▸ **What to produce**
Write out the entire listing below exactly as it appears, minus any pictures.

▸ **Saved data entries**
----------

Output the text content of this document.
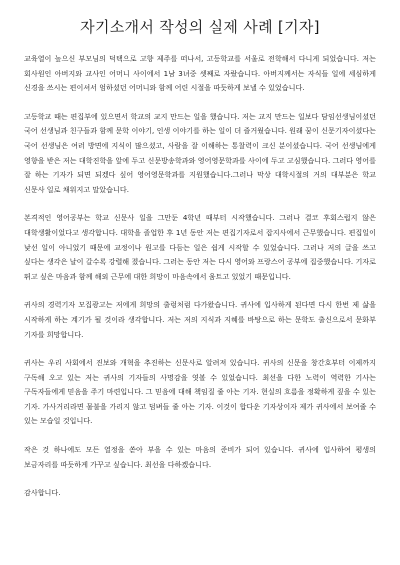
자기소개서 작성의 실제 사례 [기자]

교육열이 높으신 부모님의 덕택으로 고향 제주를 떠나서, 고등학교를 서울로 전학해서 다니게 되었습니다. 저는 회사원인 아버지와 교사인 어머니 사이에서 1남 3녀중 셋째로 자랐습니다. 아버지께서는 자식들 일에 세심하게 신경을 쓰시는 편이셔서 엄하셨던 어머니와 함께 어린 시절을 따듯하게 보낼 수 있었습니다.

고등학교 때는 편집부에 있으면서 학교의 교지 만드는 일을 했습니다. 저는 교지 만드는 일보다 담임선생님이셨던 국어 선생님과 친구들과 함께 문학 이야기, 인생 이야기를 하는 일이 더 즐거웠습니다. 원래 꿈이 신문기자이셨다는 국어 선생님은 여러 방면에 지식이 많으셨고, 사람을 잘 이해하는 통찰력이 크신 분이셨습니다. 국어 선생님에게 영향을 받은 저는 대학진학을 앞에 두고 신문방송학과와 영어영문학과를 사이에 두고 고심했습니다. 그러다 영어를 잘 하는 기자가 되면 되겠다 싶어 영어영문학과를 지원했습니다.그러나 막상 대학시절의 거의 대부분은 학교 신문사 일로 채워지고 말았습니다.

본격적인 영어공부는 학교 신문사 일을 그만둔 4학년 때부터 시작했습니다. 그러나 결코 후회스럽지 않은 대학생활이었다고 생각합니다. 대학을 졸업한 후 1년 동안 저는 편집기자로서 잡지사에서 근무했습니다. 편집일이 낯선 일이 아니었기 때문에 교정이나 원고를 다듬는 일은 쉽게 시작할 수 있었습니다. 그러나 저의 글을 쓰고 싶다는 생각은 날이 갈수록 강렬해 졌습니다. 그러는 동안 저는 다시 영어와 프랑스어 공부에 집중했습니다. 기자로 뛰고 싶은 마음과 함께 해외 근무에 대한 희망이 마음속에서 움트고 있었기 때문입니다.

귀사의 경력기자 모집광고는 저에게 희망의 출렁처럼 다가왔습니다. 귀사에 입사하게 된다면 다시 한번 제 삶을 시작하게 하는 계기가 될 것이라 생각합니다. 저는 저의 지식과 지혜를 바탕으로 하는 문학도 출신으로서 문화부 기자를 희망합니다.

귀사는 우리 사회에서 진보와 개혁을 추진하는 신문사로 알려져 있습니다. 귀사의 신문을 창간호부터 이제까지 구독해 오고 있는 저는 귀사의 기자들의 사명감을 엿볼 수 있었습니다. 최선을 다한 노력이 역력한 기사는 구독자들에게 믿음을 주기 마련입니다. 그 믿음에 대해 책임질 줄 아는 기자. 현실의 흐름을 정확하게 짚을 수 있는 기자. 가사거리라면 물불을 가리지 않고 덤벼들 줄 아는 기자. 이것이 합다운 기자상이자 제가 귀사에서 보여줄 수 있는 모습일 것입니다.

작은 것 하나에도 모든 열정을 쏟아 부을 수 있는 마음의 준비가 되어 있습니다. 귀사에 입사하여 평생의 보금자리를 따듯하게 가꾸고 싶습니다. 최선을 다하겠습니다.

감사합니다.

----------

▸ **Exercise result**
Output the text content of this document.
자기소개서 작성의 실제 사례 [기자]

교육열이 높으신 부모님의 덕택으로 고향 제주를 떠나서, 고등학교를 서울로 전학해서 다니게 되었습니다. 저는 회사원인 아버지와 교사인 어머니 사이에서 1남 3녀중 셋째로 자랐습니다. 아버지께서는 자식들 일에 세심하게 신경을 쓰시는 편이셔서 엄하셨던 어머니와 함께 어린 시절을 따듯하게 보낼 수 있었습니다.

고등학교 때는 편집부에 있으면서 학교의 교지 만드는 일을 했습니다. 저는 교지 만드는 일보다 담임선생님이셨던 국어 선생님과 친구들과 함께 문학 이야기, 인생 이야기를 하는 일이 더 즐거웠습니다. 원래 꿈이 신문기자이셨다는 국어 선생님은 여러 방면에 지식이 많으셨고, 사람을 잘 이해하는 통찰력이 크신 분이셨습니다. 국어 선생님에게 영향을 받은 저는 대학진학을 앞에 두고 신문방송학과와 영어영문학과를 사이에 두고 고심했습니다. 그러다 영어를 잘 하는 기자가 되면 되겠다 싶어 영어영문학과를 지원했습니다.그러나 막상 대학시절의 거의 대부분은 학교 신문사 일로 채워지고 말았습니다.

본격적인 영어공부는 학교 신문사 일을 그만둔 4학년 때부터 시작했습니다. 그러나 결코 후회스럽지 않은 대학생활이었다고 생각합니다. 대학을 졸업한 후 1년 동안 저는 편집기자로서 잡지사에서 근무했습니다. 편집일이 낯선 일이 아니었기 때문에 교정이나 원고를 다듬는 일은 쉽게 시작할 수 있었습니다. 그러나 저의 글을 쓰고 싶다는 생각은 날이 갈수록 강렬해 졌습니다. 그러는 동안 저는 다시 영어와 프랑스어 공부에 집중했습니다. 기자로 뛰고 싶은 마음과 함께 해외 근무에 대한 희망이 마음속에서 움트고 있었기 때문입니다.

귀사의 경력기자 모집광고는 저에게 희망의 출렁처럼 다가왔습니다. 귀사에 입사하게 된다면 다시 한번 제 삶을 시작하게 하는 계기가 될 것이라 생각합니다. 저는 저의 지식과 지혜를 바탕으로 하는 문학도 출신으로서 문화부 기자를 희망합니다.

귀사는 우리 사회에서 진보와 개혁을 추진하는 신문사로 알려져 있습니다. 귀사의 신문을 창간호부터 이제까지 구독해 오고 있는 저는 귀사의 기자들의 사명감을 엿볼 수 있었습니다. 최선을 다한 노력이 역력한 기사는 구독자들에게 믿음을 주기 마련입니다. 그 믿음에 대해 책임질 줄 아는 기자. 현실의 흐름을 정확하게 짚을 수 있는 기자. 가사거리라면 물불을 가리지 않고 덤벼들 줄 아는 기자. 이것이 합다운 기자상이자 제가 귀사에서 보여줄 수 있는 모습일 것입니다.

작은 것 하나에도 모든 열정을 쏟아 부을 수 있는 마음의 준비가 되어 있습니다. 귀사에 입사하여 평생의 보금자리를 따듯하게 가꾸고 싶습니다. 최선을 다하겠습니다.

감사합니다.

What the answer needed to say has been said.